## SHORT PROBLEM
Below are some records; reproduce every one of them exactly.
----- RECORDS SHOWN
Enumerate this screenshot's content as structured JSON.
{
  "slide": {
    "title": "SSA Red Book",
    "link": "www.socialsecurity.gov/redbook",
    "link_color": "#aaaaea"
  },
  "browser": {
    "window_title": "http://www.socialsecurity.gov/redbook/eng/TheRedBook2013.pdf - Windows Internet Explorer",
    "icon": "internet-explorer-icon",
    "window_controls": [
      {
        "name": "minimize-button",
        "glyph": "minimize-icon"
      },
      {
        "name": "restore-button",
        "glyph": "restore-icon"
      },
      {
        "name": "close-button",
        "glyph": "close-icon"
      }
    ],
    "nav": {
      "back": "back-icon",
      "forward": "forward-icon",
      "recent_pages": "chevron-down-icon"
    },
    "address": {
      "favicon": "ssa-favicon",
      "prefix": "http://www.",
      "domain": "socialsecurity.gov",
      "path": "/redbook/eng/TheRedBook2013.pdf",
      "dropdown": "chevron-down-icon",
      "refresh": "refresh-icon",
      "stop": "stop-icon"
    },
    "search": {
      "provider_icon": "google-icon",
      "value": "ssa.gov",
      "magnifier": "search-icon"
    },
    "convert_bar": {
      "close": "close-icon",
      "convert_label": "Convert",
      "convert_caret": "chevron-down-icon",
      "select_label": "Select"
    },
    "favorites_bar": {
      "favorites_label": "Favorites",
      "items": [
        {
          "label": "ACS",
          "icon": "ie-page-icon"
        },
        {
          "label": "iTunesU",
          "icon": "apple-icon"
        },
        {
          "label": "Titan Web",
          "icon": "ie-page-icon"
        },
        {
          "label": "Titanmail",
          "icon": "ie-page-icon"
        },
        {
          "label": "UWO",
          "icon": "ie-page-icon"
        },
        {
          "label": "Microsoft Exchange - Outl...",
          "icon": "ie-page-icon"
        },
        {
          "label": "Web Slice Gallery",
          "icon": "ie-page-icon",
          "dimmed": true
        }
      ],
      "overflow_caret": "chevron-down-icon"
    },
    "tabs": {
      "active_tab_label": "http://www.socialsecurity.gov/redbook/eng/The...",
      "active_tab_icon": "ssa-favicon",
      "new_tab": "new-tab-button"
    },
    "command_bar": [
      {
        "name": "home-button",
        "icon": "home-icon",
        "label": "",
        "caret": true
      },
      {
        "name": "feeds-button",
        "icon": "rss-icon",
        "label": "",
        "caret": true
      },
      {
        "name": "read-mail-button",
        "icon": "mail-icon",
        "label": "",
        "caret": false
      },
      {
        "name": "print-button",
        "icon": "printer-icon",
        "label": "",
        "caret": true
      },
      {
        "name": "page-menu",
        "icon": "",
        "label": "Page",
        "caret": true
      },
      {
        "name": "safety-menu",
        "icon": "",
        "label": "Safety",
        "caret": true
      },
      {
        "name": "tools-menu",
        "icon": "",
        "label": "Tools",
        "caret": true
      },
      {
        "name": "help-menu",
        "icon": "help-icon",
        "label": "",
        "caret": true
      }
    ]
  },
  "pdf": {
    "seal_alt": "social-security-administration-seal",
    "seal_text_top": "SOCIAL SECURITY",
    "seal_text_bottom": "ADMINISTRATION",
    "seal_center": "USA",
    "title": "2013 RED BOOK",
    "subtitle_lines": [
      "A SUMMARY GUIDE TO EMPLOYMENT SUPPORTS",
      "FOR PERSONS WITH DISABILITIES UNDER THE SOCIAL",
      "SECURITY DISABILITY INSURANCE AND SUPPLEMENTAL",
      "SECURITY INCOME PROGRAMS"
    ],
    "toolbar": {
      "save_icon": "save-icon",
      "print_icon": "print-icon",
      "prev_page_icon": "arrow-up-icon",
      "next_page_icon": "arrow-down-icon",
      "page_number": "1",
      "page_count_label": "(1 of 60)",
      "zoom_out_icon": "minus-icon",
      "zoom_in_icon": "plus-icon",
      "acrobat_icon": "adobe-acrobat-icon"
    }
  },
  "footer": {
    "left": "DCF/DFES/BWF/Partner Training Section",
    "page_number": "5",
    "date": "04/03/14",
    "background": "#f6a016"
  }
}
----------
## RESULT OF THE TASK
Enumerate this screenshot's content as structured JSON.
{
  "slide": {
    "title": "SSA Red Book",
    "link": "www.socialsecurity.gov/redbook",
    "link_color": "#aaaaea"
  },
  "browser": {
    "window_title": "http://www.socialsecurity.gov/redbook/eng/TheRedBook2013.pdf - Windows Internet Explorer",
    "icon": "internet-explorer-icon",
    "window_controls": [
      {
        "name": "minimize-button",
        "glyph": "minimize-icon"
      },
      {
        "name": "restore-button",
        "glyph": "restore-icon"
      },
      {
        "name": "close-button",
        "glyph": "close-icon"
      }
    ],
    "nav": {
      "back": "back-icon",
      "forward": "forward-icon",
      "recent_pages": "chevron-down-icon"
    },
    "address": {
      "favicon": "ssa-favicon",
      "prefix": "http://www.",
      "domain": "socialsecurity.gov",
      "path": "/redbook/eng/TheRedBook2013.pdf",
      "dropdown": "chevron-down-icon",
      "refresh": "refresh-icon",
      "stop": "stop-icon"
    },
    "search": {
      "provider_icon": "google-icon",
      "value": "ssa.gov",
      "magnifier": "search-icon"
    },
    "convert_bar": {
      "close": "close-icon",
      "convert_label": "Convert",
      "convert_caret": "chevron-down-icon",
      "select_label": "Select"
    },
    "favorites_bar": {
      "favorites_label": "Favorites",
      "items": [
        {
          "label": "ACS",
          "icon": "ie-page-icon"
        },
        {
          "label": "iTunesU",
          "icon": "apple-icon"
        },
        {
          "label": "Titan Web",
          "icon": "ie-page-icon"
        },
        {
          "label": "Titanmail",
          "icon": "ie-page-icon"
        },
        {
          "label": "UWO",
          "icon": "ie-page-icon"
        },
        {
          "label": "Microsoft Exchange - Outl...",
          "icon": "ie-page-icon"
        },
        {
          "label": "Web Slice Gallery",
          "icon": "ie-page-icon",
          "dimmed": true
        }
      ],
      "overflow_caret": "chevron-down-icon"
    },
    "tabs": {
      "active_tab_label": "http://www.socialsecurity.gov/redbook/eng/The...",
      "active_tab_icon": "ssa-favicon",
      "new_tab": "new-tab-button"
    },
    "command_bar": [
      {
        "name": "home-button",
        "icon": "home-icon",
        "label": "",
        "caret": true
      },
      {
        "name": "feeds-button",
        "icon": "rss-icon",
        "label": "",
        "caret": true
      },
      {
        "name": "read-mail-button",
        "icon": "mail-icon",
        "label": "",
        "caret": false
      },
      {
        "name": "print-button",
        "icon": "printer-icon",
        "label": "",
        "caret": true
      },
      {
        "name": "page-menu",
        "icon": "",
        "label": "Page",
        "caret": true
      },
      {
        "name": "safety-menu",
        "icon": "",
        "label": "Safety",
        "caret": true
      },
      {
        "name": "tools-menu",
        "icon": "",
        "label": "Tools",
        "caret": true
      },
      {
        "name": "help-menu",
        "icon": "help-icon",
        "label": "",
        "caret": true
      }
    ]
  },
  "pdf": {
    "seal_alt": "social-security-administration-seal",
    "seal_text_top": "SOCIAL SECURITY",
    "seal_text_bottom": "ADMINISTRATION",
    "seal_center": "USA",
    "title": "2013 RED BOOK",
    "subtitle_lines": [
      "A SUMMARY GUIDE TO EMPLOYMENT SUPPORTS",
      "FOR PERSONS WITH DISABILITIES UNDER THE SOCIAL",
      "SECURITY DISABILITY INSURANCE AND SUPPLEMENTAL",
      "SECURITY INCOME PROGRAMS"
    ],
    "toolbar": {
      "save_icon": "save-icon",
      "print_icon": "print-icon",
      "prev_page_icon": "arrow-up-icon",
      "next_page_icon": "arrow-down-icon",
      "page_number": "1",
      "page_count_label": "(1 of 60)",
      "zoom_out_icon": "minus-icon",
      "zoom_in_icon": "plus-icon",
      "acrobat_icon": "adobe-acrobat-icon"
    }
  },
  "footer": {
    "left": "DCF/DFES/BWF/Partner Training Section",
    "page_number": "5",
    "date": "04/03/14",
    "background": "#f6a016"
  }
}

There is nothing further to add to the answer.